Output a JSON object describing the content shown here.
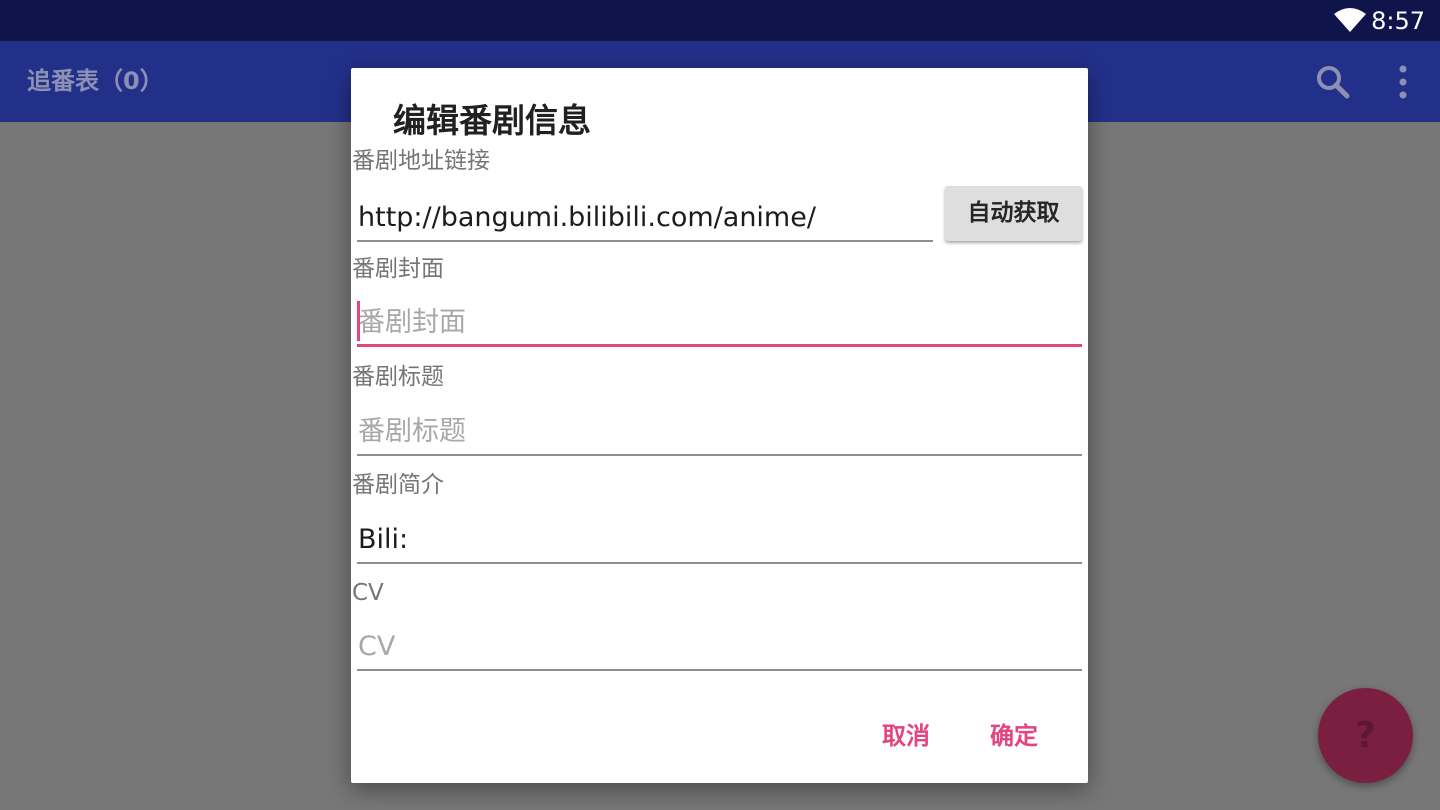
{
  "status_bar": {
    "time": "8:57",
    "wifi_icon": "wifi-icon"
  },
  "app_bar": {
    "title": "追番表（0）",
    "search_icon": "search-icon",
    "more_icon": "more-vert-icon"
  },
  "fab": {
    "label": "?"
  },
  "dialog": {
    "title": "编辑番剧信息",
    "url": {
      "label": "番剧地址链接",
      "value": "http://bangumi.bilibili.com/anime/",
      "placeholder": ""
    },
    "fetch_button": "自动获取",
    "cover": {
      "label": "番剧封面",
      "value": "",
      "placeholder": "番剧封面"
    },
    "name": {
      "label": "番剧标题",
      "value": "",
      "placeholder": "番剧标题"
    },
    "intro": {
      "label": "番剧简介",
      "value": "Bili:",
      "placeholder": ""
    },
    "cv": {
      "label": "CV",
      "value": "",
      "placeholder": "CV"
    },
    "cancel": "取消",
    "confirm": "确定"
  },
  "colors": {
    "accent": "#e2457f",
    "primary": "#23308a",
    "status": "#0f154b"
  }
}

====

(EXERCISE PROMPT) Identify every line where the string "placeholder" appears.

(TASK RESPONSE)
      "placeholder": ""
      "placeholder": "番剧封面"
      "placeholder": "番剧标题"
      "placeholder": ""
      "placeholder": "CV"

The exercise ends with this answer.